=== Material for this task ===
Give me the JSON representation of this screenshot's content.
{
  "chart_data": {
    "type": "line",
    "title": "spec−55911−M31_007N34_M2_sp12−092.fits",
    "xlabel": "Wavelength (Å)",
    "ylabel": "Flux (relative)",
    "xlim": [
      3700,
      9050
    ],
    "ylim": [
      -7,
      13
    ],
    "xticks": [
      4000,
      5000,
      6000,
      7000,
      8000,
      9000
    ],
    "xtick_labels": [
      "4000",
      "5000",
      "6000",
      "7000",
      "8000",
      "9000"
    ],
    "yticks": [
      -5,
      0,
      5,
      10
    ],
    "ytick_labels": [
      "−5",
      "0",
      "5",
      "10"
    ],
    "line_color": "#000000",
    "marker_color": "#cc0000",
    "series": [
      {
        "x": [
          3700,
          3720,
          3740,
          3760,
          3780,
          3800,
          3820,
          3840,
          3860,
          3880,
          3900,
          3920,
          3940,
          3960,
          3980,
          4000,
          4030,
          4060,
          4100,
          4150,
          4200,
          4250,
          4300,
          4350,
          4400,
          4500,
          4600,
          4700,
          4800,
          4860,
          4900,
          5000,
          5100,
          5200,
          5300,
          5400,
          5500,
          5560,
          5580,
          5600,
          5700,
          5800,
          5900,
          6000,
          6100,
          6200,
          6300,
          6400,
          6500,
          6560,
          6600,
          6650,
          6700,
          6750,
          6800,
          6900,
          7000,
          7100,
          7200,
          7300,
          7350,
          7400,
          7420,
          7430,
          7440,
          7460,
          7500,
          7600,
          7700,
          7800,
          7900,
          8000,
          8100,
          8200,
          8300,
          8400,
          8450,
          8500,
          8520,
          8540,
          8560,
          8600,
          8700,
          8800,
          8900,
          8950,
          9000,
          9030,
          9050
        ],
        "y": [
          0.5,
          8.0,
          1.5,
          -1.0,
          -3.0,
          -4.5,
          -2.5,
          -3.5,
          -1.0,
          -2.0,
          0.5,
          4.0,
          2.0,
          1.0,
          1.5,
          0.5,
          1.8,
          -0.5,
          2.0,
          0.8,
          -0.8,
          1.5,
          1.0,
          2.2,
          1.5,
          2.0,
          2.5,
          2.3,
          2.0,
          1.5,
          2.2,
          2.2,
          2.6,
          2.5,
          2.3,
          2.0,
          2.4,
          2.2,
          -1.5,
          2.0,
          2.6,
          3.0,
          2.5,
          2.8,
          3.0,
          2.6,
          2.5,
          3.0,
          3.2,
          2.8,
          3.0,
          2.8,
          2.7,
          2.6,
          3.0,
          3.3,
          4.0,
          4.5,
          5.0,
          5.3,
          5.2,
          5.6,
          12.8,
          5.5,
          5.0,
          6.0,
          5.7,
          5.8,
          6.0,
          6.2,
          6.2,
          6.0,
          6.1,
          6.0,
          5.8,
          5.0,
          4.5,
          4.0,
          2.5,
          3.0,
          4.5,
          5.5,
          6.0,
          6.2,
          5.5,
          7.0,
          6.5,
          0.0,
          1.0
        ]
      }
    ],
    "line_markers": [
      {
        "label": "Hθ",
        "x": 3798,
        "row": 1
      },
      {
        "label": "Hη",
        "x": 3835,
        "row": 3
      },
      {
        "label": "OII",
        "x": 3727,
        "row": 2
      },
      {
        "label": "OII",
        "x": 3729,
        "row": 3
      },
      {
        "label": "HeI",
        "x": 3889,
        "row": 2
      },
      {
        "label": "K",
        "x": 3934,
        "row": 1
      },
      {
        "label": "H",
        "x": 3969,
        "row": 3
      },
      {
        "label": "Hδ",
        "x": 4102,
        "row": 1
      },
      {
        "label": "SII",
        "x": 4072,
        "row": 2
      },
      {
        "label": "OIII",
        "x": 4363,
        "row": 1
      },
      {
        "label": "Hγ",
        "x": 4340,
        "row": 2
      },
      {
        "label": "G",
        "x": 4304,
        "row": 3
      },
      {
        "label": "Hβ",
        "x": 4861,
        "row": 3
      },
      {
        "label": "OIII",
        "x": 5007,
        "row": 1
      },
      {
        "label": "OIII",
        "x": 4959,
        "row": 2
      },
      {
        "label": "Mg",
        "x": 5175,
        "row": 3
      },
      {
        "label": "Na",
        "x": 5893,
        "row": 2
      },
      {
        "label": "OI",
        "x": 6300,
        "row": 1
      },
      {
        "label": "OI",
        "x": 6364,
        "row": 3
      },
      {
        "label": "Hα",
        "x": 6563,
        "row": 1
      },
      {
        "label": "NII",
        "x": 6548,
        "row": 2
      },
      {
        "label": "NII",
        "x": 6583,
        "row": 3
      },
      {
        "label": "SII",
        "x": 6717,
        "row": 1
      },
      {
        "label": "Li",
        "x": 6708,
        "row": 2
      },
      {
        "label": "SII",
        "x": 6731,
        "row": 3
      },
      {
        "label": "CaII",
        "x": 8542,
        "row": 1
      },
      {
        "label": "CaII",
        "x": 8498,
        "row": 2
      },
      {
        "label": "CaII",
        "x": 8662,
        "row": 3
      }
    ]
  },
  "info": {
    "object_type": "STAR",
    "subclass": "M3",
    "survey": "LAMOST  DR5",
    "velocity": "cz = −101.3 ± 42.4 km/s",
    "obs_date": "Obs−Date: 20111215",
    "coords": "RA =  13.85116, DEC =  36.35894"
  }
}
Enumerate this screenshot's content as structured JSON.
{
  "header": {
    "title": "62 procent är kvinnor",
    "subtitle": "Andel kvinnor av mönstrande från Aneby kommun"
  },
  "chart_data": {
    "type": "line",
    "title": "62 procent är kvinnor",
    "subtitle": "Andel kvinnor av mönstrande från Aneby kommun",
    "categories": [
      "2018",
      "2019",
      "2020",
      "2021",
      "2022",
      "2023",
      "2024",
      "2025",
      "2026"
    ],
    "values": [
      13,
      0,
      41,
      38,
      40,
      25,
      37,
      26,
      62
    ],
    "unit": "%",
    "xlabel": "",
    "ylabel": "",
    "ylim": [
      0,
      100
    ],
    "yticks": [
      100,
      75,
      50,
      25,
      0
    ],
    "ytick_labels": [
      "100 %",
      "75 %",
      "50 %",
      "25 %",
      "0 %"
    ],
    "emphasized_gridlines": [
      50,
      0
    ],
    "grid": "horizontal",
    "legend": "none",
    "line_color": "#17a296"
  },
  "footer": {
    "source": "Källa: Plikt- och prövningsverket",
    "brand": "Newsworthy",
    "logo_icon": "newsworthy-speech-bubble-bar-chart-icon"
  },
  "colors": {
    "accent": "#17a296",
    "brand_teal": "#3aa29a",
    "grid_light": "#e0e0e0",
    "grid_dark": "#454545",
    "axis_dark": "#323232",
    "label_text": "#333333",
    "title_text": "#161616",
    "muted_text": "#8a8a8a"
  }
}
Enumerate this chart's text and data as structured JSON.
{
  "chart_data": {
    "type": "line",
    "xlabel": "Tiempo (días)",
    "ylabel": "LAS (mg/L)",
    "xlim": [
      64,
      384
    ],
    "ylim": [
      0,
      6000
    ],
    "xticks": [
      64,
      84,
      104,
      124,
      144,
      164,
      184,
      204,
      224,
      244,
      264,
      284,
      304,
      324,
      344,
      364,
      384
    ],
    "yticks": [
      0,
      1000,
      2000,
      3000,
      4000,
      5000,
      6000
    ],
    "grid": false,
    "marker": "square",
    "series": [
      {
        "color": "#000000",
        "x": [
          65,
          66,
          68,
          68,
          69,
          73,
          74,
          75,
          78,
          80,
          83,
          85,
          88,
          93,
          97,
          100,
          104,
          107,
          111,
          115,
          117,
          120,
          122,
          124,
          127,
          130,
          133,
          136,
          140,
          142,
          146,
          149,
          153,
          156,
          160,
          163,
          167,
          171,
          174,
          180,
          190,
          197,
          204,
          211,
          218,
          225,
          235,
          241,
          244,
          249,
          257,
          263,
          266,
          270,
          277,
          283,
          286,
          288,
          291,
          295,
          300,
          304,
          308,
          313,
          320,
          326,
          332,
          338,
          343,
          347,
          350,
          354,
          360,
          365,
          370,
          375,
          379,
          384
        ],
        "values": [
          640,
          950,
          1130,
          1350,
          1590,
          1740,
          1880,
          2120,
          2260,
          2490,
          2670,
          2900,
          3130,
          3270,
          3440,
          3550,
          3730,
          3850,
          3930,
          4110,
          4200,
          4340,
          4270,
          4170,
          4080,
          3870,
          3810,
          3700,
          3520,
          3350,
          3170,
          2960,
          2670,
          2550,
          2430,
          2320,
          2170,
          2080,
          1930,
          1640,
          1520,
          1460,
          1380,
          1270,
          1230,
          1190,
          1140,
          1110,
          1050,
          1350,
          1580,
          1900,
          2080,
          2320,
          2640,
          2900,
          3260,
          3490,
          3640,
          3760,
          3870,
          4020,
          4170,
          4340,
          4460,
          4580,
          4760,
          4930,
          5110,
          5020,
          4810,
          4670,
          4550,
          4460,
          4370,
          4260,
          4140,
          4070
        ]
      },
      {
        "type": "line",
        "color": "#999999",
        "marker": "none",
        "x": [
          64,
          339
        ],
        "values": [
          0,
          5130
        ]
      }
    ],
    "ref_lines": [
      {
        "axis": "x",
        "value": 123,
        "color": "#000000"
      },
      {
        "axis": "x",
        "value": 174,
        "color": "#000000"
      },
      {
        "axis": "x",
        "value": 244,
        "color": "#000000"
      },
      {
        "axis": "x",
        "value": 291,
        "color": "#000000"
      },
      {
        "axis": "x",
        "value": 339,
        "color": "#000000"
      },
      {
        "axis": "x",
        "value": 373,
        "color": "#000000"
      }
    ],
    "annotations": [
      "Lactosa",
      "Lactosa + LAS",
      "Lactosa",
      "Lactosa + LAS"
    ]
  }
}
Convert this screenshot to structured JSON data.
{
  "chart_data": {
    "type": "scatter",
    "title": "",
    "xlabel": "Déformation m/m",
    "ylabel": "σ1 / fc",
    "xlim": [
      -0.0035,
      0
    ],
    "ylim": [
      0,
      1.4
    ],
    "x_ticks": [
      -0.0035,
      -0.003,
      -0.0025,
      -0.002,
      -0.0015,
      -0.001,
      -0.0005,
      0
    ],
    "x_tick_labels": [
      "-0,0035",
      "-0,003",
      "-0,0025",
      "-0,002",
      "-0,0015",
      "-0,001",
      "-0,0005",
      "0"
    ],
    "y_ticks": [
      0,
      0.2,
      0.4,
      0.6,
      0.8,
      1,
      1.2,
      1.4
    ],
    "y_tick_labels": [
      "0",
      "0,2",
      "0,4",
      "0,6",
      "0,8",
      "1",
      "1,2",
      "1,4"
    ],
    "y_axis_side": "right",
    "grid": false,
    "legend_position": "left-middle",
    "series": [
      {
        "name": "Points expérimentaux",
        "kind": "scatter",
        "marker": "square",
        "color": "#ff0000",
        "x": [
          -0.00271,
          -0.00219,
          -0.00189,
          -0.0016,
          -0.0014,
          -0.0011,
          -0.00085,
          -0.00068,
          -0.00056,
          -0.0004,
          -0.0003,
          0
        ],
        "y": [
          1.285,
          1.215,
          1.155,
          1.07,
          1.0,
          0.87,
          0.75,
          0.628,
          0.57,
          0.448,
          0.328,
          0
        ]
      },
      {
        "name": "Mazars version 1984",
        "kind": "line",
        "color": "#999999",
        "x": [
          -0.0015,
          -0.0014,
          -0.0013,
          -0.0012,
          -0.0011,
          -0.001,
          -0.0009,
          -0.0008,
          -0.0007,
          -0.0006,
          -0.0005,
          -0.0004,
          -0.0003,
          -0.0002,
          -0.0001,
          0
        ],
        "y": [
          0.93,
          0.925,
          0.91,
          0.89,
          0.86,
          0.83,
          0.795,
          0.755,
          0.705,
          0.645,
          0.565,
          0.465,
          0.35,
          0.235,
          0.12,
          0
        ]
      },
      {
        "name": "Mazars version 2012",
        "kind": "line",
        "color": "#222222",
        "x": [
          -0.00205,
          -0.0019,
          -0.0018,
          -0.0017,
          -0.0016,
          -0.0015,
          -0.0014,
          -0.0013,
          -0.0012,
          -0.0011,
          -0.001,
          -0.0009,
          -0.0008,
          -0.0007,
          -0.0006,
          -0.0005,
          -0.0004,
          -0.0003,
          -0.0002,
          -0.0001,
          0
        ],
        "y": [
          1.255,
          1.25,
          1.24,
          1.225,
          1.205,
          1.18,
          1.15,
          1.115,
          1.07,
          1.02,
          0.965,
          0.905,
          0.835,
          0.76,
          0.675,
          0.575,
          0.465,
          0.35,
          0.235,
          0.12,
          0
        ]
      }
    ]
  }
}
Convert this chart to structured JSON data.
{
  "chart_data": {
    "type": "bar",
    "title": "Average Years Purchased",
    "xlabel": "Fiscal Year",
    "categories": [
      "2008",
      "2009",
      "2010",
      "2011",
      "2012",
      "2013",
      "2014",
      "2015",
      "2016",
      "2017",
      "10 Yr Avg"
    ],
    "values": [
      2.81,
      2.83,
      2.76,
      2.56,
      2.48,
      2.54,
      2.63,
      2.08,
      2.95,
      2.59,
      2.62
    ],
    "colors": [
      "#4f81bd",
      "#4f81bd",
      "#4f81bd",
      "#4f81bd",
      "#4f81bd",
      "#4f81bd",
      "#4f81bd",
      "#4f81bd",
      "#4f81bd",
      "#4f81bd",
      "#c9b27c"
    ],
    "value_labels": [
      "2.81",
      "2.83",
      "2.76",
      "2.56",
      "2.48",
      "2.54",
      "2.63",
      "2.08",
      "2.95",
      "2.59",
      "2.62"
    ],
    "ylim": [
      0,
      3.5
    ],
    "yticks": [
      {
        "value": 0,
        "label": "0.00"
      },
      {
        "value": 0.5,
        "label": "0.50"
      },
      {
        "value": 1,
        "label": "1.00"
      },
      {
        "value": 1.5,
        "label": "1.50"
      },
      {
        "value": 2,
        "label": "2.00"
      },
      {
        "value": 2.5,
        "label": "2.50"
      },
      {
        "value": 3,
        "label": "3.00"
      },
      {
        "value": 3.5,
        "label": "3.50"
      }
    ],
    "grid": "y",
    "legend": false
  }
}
===
## Instructions for the task
Search the data above for lines holding "Aneby" and copy each of them.

## Written answer
    "subtitle": "Andel kvinnor av mönstrande från Aneby kommun"
    "subtitle": "Andel kvinnor av mönstrande från Aneby kommun",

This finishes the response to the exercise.